▶ Task: Count the lines in the entries below that contain the string "emitter", and give only the number.

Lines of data
##########

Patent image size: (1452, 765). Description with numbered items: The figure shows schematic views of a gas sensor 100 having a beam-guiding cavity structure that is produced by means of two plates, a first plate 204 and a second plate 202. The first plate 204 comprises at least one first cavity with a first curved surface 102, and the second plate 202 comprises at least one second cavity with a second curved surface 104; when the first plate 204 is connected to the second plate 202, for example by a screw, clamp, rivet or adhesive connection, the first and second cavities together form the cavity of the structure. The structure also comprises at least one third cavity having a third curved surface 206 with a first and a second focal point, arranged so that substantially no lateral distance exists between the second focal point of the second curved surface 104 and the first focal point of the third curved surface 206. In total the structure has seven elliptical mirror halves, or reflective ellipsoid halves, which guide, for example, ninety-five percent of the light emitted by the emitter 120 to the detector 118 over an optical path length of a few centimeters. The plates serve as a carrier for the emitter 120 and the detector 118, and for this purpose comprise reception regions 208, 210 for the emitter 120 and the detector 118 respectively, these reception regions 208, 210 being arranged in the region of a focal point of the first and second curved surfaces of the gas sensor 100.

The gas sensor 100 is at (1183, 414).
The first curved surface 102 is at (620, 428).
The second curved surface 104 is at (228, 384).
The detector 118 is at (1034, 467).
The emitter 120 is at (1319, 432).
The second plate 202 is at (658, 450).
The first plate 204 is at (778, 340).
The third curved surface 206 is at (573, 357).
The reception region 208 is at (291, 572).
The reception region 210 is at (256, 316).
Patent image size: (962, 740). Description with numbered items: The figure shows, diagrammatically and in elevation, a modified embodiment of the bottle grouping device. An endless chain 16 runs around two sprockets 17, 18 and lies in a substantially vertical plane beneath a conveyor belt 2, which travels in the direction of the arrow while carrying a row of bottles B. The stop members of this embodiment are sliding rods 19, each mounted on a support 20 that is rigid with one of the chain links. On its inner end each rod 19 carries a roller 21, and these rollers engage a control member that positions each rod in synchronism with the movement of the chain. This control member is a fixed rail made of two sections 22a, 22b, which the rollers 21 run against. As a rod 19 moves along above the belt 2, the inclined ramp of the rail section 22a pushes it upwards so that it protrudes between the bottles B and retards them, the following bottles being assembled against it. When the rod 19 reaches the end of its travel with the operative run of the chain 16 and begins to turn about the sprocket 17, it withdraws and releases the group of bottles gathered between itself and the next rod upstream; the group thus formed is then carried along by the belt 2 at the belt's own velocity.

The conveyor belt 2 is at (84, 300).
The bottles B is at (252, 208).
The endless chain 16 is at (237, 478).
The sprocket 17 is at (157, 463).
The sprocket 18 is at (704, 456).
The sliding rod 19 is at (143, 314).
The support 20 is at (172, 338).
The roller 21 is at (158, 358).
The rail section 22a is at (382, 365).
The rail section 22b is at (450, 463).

##########

▶ Task response: 2